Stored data
-------

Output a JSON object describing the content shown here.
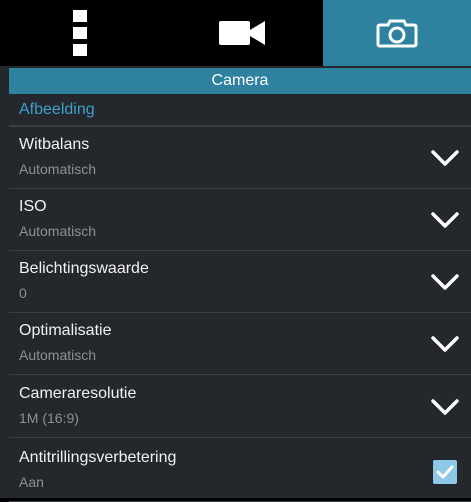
{
  "tabs": [
    {
      "icon": "overflow-menu-icon"
    },
    {
      "icon": "video-camera-icon"
    },
    {
      "icon": "camera-icon",
      "selected": true
    }
  ],
  "header": {
    "title": "Camera"
  },
  "section": {
    "title": "Afbeelding"
  },
  "settings": [
    {
      "label": "Witbalans",
      "value": "Automatisch",
      "control": "dropdown"
    },
    {
      "label": "ISO",
      "value": "Automatisch",
      "control": "dropdown"
    },
    {
      "label": "Belichtingswaarde",
      "value": "0",
      "control": "dropdown"
    },
    {
      "label": "Optimalisatie",
      "value": "Automatisch",
      "control": "dropdown"
    },
    {
      "label": "Cameraresolutie",
      "value": "1M (16:9)",
      "control": "dropdown"
    },
    {
      "label": "Antitrillingsverbetering",
      "value": "Aan",
      "control": "checkbox",
      "checked": true
    }
  ],
  "colors": {
    "accent": "#2e82a0",
    "section_title": "#3da1cc",
    "background": "#24272c",
    "checkbox": "#8fc7e6"
  }
}
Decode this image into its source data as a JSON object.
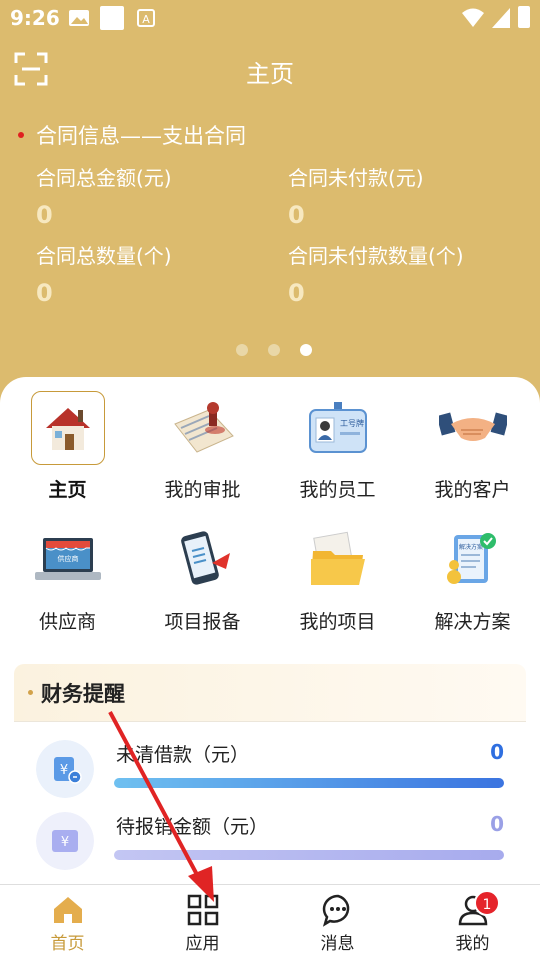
{
  "status_bar": {
    "time": "9:26"
  },
  "header": {
    "title": "主页"
  },
  "contract": {
    "title": "合同信息——支出合同",
    "stats": [
      {
        "label": "合同总金额(元)",
        "value": "0"
      },
      {
        "label": "合同未付款(元)",
        "value": "0"
      },
      {
        "label": "合同总数量(个)",
        "value": "0"
      },
      {
        "label": "合同未付款数量(个)",
        "value": "0"
      }
    ],
    "carousel_pages": 3,
    "carousel_active": 3
  },
  "grid": [
    {
      "label": "主页",
      "icon": "house-icon",
      "selected": true
    },
    {
      "label": "我的审批",
      "icon": "approval-stamp-icon"
    },
    {
      "label": "我的员工",
      "icon": "employee-badge-icon"
    },
    {
      "label": "我的客户",
      "icon": "handshake-icon"
    },
    {
      "label": "供应商",
      "icon": "laptop-shop-icon"
    },
    {
      "label": "项目报备",
      "icon": "phone-report-icon"
    },
    {
      "label": "我的项目",
      "icon": "folder-icon"
    },
    {
      "label": "解决方案",
      "icon": "solution-clipboard-icon"
    }
  ],
  "finance": {
    "title": "财务提醒",
    "rows": [
      {
        "label": "未清借款（元）",
        "value": "0",
        "icon": "loan-icon",
        "color": "#2f6fe0"
      },
      {
        "label": "待报销金额（元）",
        "value": "0",
        "icon": "reimburse-icon",
        "color": "#9aa0e6"
      }
    ]
  },
  "tabbar": [
    {
      "label": "首页",
      "icon": "home-icon",
      "active": true
    },
    {
      "label": "应用",
      "icon": "apps-grid-icon"
    },
    {
      "label": "消息",
      "icon": "message-icon"
    },
    {
      "label": "我的",
      "icon": "profile-icon",
      "badge": "1"
    }
  ],
  "colors": {
    "brand": "#dcbb6e",
    "accent": "#c79a3a",
    "badge": "#e5242b"
  }
}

-------

- _SHORT EXERCISE_: Quote in full the listing given above; the images are to be left out.

- _THE SOLUTION_:
Output a JSON object describing the content shown here.
{
  "tabs": [
    {
      "icon": "overflow-menu-icon"
    },
    {
      "icon": "video-camera-icon"
    },
    {
      "icon": "camera-icon",
      "selected": true
    }
  ],
  "header": {
    "title": "Camera"
  },
  "section": {
    "title": "Afbeelding"
  },
  "settings": [
    {
      "label": "Witbalans",
      "value": "Automatisch",
      "control": "dropdown"
    },
    {
      "label": "ISO",
      "value": "Automatisch",
      "control": "dropdown"
    },
    {
      "label": "Belichtingswaarde",
      "value": "0",
      "control": "dropdown"
    },
    {
      "label": "Optimalisatie",
      "value": "Automatisch",
      "control": "dropdown"
    },
    {
      "label": "Cameraresolutie",
      "value": "1M (16:9)",
      "control": "dropdown"
    },
    {
      "label": "Antitrillingsverbetering",
      "value": "Aan",
      "control": "checkbox",
      "checked": true
    }
  ],
  "colors": {
    "accent": "#2e82a0",
    "section_title": "#3da1cc",
    "background": "#24272c",
    "checkbox": "#8fc7e6"
  }
}
Decode this image into its source data as a JSON object.
{
  "status_bar": {
    "time": "9:26"
  },
  "header": {
    "title": "主页"
  },
  "contract": {
    "title": "合同信息——支出合同",
    "stats": [
      {
        "label": "合同总金额(元)",
        "value": "0"
      },
      {
        "label": "合同未付款(元)",
        "value": "0"
      },
      {
        "label": "合同总数量(个)",
        "value": "0"
      },
      {
        "label": "合同未付款数量(个)",
        "value": "0"
      }
    ],
    "carousel_pages": 3,
    "carousel_active": 3
  },
  "grid": [
    {
      "label": "主页",
      "icon": "house-icon",
      "selected": true
    },
    {
      "label": "我的审批",
      "icon": "approval-stamp-icon"
    },
    {
      "label": "我的员工",
      "icon": "employee-badge-icon"
    },
    {
      "label": "我的客户",
      "icon": "handshake-icon"
    },
    {
      "label": "供应商",
      "icon": "laptop-shop-icon"
    },
    {
      "label": "项目报备",
      "icon": "phone-report-icon"
    },
    {
      "label": "我的项目",
      "icon": "folder-icon"
    },
    {
      "label": "解决方案",
      "icon": "solution-clipboard-icon"
    }
  ],
  "finance": {
    "title": "财务提醒",
    "rows": [
      {
        "label": "未清借款（元）",
        "value": "0",
        "icon": "loan-icon",
        "color": "#2f6fe0"
      },
      {
        "label": "待报销金额（元）",
        "value": "0",
        "icon": "reimburse-icon",
        "color": "#9aa0e6"
      }
    ]
  },
  "tabbar": [
    {
      "label": "首页",
      "icon": "home-icon",
      "active": true
    },
    {
      "label": "应用",
      "icon": "apps-grid-icon"
    },
    {
      "label": "消息",
      "icon": "message-icon"
    },
    {
      "label": "我的",
      "icon": "profile-icon",
      "badge": "1"
    }
  ],
  "colors": {
    "brand": "#dcbb6e",
    "accent": "#c79a3a",
    "badge": "#e5242b"
  }
}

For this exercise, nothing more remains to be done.